§ What you should do
Find how many lines of the listing include the string "angeblich", and report only that figure.

Excerpt from a dataset
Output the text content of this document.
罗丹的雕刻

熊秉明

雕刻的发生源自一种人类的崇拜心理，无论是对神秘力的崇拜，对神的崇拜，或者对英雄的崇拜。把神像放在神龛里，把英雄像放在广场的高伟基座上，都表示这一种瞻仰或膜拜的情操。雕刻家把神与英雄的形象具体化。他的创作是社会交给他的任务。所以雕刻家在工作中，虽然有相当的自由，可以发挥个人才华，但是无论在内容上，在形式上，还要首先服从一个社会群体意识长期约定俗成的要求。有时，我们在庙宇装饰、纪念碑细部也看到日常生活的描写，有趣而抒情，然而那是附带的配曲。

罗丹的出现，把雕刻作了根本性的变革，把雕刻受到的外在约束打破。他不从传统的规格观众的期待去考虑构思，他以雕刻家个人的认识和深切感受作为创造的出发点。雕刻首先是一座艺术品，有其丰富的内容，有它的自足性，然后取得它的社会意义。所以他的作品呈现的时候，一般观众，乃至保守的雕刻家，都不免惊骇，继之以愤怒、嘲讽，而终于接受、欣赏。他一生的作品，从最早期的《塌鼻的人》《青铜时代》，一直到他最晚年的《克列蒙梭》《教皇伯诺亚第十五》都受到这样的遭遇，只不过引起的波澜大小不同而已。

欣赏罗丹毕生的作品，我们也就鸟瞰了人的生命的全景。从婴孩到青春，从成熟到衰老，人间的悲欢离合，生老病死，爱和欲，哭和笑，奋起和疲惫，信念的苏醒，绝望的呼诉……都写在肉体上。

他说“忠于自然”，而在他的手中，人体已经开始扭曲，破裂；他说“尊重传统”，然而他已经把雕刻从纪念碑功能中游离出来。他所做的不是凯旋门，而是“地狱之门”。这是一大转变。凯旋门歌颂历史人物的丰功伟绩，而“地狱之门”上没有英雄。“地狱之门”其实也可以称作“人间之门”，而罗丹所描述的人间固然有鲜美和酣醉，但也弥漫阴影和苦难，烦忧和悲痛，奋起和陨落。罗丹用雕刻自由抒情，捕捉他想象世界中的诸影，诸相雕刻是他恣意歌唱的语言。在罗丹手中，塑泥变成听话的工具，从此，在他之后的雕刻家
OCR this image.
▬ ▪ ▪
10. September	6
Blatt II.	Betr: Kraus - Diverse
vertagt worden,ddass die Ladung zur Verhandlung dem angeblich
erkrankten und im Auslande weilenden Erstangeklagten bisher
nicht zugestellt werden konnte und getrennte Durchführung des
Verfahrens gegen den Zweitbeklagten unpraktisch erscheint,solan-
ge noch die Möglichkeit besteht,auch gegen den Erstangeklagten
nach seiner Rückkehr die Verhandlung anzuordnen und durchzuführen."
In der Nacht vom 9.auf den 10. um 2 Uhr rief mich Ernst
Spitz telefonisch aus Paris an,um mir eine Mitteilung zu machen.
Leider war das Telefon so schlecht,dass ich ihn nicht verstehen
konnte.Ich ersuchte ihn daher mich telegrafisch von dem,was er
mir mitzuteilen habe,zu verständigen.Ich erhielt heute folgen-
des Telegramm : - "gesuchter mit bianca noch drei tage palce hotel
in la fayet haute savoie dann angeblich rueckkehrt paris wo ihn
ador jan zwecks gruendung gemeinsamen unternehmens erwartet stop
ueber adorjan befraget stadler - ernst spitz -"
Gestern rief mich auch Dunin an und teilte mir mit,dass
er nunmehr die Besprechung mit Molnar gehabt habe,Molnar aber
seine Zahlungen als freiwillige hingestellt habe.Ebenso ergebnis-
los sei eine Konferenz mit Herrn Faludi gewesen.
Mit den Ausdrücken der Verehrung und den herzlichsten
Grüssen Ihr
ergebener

§ Exercise result
2